**STATED GOAL:** Scan the records for the word "мяча". Copy each line that includes it.

### RECORDS SHOWN ###

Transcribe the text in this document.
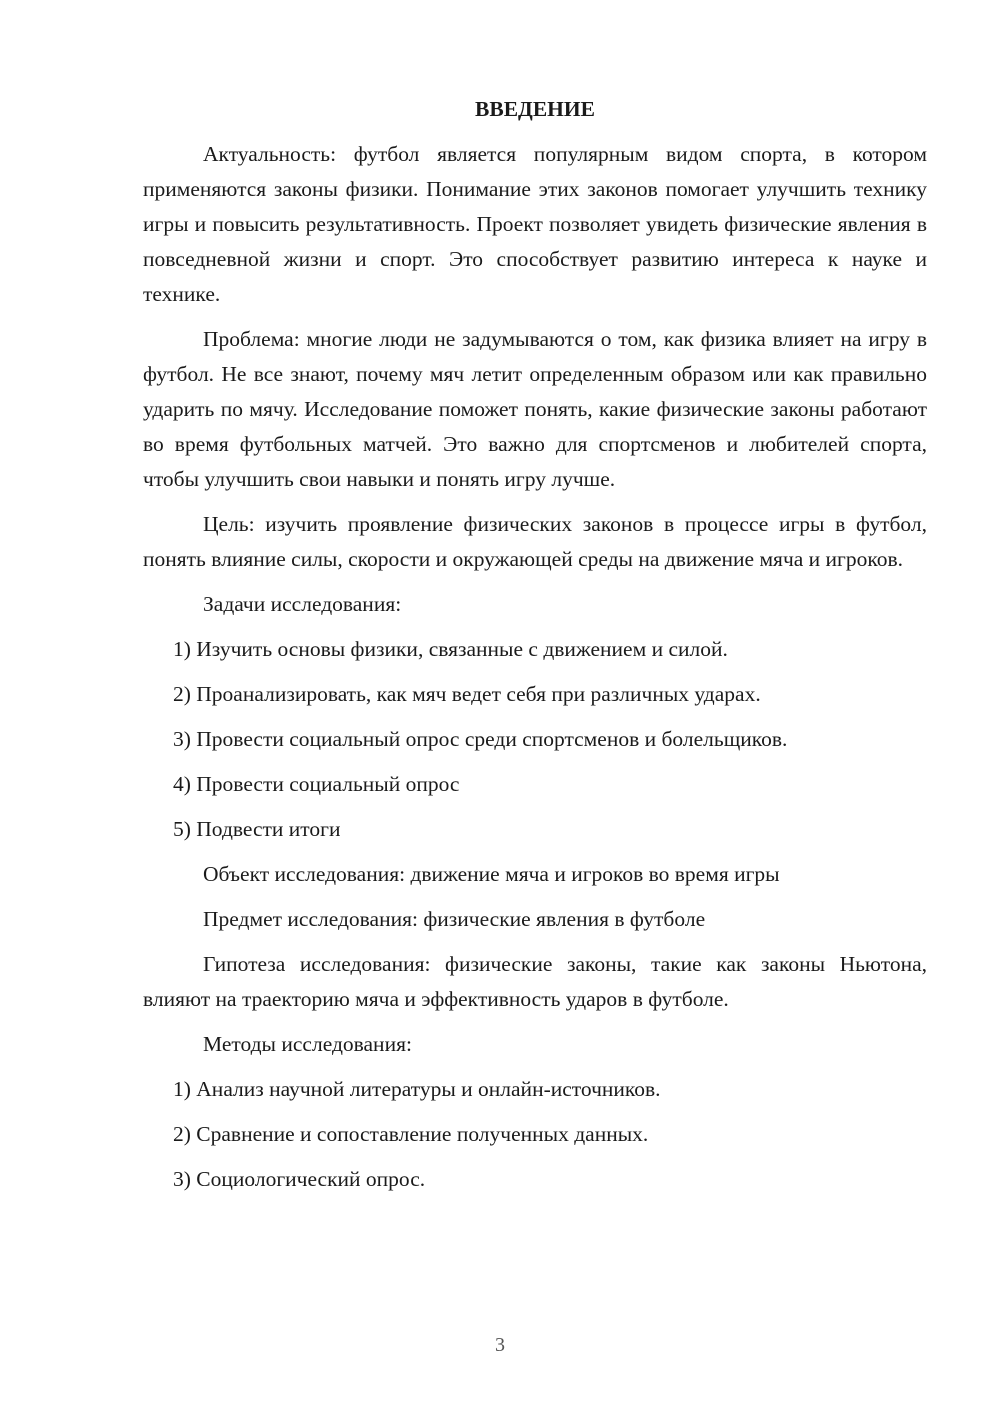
ВВЕДЕНИЕ

Актуальность: футбол является популярным видом спорта, в котором применяются законы физики. Понимание этих законов помогает улучшить технику игры и повысить результативность. Проект позволяет увидеть физические явления в повседневной жизни и спорт. Это способствует развитию интереса к науке и технике.

Проблема: многие люди не задумываются о том, как физика влияет на игру в футбол. Не все знают, почему мяч летит определенным образом или как правильно ударить по мячу. Исследование поможет понять, какие физические законы работают во время футбольных матчей. Это важно для спортсменов и любителей спорта, чтобы улучшить свои навыки и понять игру лучше.

Цель: изучить проявление физических законов в процессе игры в футбол, понять влияние силы, скорости и окружающей среды на движение мяча и игроков.

Задачи исследования:

1) Изучить основы физики, связанные с движением и силой.

2) Проанализировать, как мяч ведет себя при различных ударах.

3) Провести социальный опрос среди спортсменов и болельщиков.

4) Провести социальный опрос

5) Подвести итоги

Объект исследования: движение мяча и игроков во время игры

Предмет исследования: физические явления в футболе

Гипотеза исследования: физические законы, такие как законы Ньютона, влияют на траекторию мяча и эффективность ударов в футболе.

Методы исследования:

1) Анализ научной литературы и онлайн-источников.

2) Сравнение и сопоставление полученных данных.

3) Социологический опрос.

3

###

**THE COMPLETED TASK:**
Цель: изучить проявление физических законов в процессе игры в футбол, понять влияние силы, скорости и окружающей среды на движение мяча и игроков.
Объект исследования: движение мяча и игроков во время игры
Гипотеза исследования: физические законы, такие как законы Ньютона, влияют на траекторию мяча и эффективность ударов в футболе.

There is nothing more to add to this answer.